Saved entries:
◇ ◇ ◇ ◇
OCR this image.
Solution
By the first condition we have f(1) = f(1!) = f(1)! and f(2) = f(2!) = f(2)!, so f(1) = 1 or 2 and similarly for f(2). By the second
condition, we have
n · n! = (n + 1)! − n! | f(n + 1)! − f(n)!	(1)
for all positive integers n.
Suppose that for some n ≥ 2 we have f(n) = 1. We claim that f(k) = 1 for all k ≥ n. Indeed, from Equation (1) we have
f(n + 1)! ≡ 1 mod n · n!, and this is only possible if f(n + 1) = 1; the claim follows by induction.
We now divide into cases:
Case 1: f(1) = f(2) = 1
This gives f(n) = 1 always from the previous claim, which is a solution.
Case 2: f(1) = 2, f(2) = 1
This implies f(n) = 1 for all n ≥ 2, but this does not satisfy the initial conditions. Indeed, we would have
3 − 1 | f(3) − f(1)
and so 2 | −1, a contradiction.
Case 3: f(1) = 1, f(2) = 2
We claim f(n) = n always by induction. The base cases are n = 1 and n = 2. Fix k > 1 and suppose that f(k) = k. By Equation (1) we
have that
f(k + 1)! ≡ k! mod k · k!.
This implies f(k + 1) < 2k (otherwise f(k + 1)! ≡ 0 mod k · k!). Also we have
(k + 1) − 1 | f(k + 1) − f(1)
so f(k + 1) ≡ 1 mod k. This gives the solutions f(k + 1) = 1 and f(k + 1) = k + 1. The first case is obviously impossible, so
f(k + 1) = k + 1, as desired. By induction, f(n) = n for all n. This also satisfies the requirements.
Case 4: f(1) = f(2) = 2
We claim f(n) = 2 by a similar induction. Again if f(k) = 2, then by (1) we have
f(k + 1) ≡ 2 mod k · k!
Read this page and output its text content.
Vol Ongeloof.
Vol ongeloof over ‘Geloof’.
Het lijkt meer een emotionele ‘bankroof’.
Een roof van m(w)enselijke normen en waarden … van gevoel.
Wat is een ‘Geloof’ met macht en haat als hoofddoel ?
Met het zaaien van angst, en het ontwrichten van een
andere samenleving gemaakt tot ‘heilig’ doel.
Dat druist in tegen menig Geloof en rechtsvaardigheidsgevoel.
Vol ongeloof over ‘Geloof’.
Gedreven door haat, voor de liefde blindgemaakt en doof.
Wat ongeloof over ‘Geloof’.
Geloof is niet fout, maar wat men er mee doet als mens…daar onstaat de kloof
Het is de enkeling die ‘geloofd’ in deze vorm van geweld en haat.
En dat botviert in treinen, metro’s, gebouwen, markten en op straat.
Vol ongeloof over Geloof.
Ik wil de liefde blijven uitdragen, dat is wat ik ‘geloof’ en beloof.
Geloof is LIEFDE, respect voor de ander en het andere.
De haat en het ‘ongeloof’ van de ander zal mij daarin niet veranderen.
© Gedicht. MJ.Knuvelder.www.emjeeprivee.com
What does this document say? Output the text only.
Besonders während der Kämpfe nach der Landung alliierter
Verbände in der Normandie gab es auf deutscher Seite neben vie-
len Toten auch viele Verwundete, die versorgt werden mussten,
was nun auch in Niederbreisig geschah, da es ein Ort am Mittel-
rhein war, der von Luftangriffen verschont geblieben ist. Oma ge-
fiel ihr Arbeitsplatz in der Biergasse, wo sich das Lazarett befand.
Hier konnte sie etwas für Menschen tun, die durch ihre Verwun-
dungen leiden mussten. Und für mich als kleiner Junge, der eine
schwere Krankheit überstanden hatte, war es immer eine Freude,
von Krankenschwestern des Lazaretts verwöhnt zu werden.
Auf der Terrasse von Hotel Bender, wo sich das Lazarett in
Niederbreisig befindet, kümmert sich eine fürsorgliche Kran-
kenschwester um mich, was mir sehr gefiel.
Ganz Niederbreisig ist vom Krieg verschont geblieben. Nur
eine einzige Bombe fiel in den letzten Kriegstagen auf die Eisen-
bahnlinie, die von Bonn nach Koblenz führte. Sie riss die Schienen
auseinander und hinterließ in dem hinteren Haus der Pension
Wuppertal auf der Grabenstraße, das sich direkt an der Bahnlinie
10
◇ ◇ ◇ ◇
> What is needed: Find the word "have" and list each line it appears in.

> Answer for this exercise:
By the first condition we have f(1) = f(1!) = f(1)! and f(2) = f(2!) = f(2)!, so f(1) = 1 or 2 and similarly for f(2). By the second
condition, we have
Suppose that for some n ≥ 2 we have f(n) = 1. We claim that f(k) = 1 for all k ≥ n. Indeed, from Equation (1) we have
This implies f(n) = 1 for all n ≥ 2, but this does not satisfy the initial conditions. Indeed, we would have
have that
This implies f(k + 1) < 2k (otherwise f(k + 1)! ≡ 0 mod k · k!). Also we have
We claim f(n) = 2 by a similar induction. Again if f(k) = 2, then by (1) we have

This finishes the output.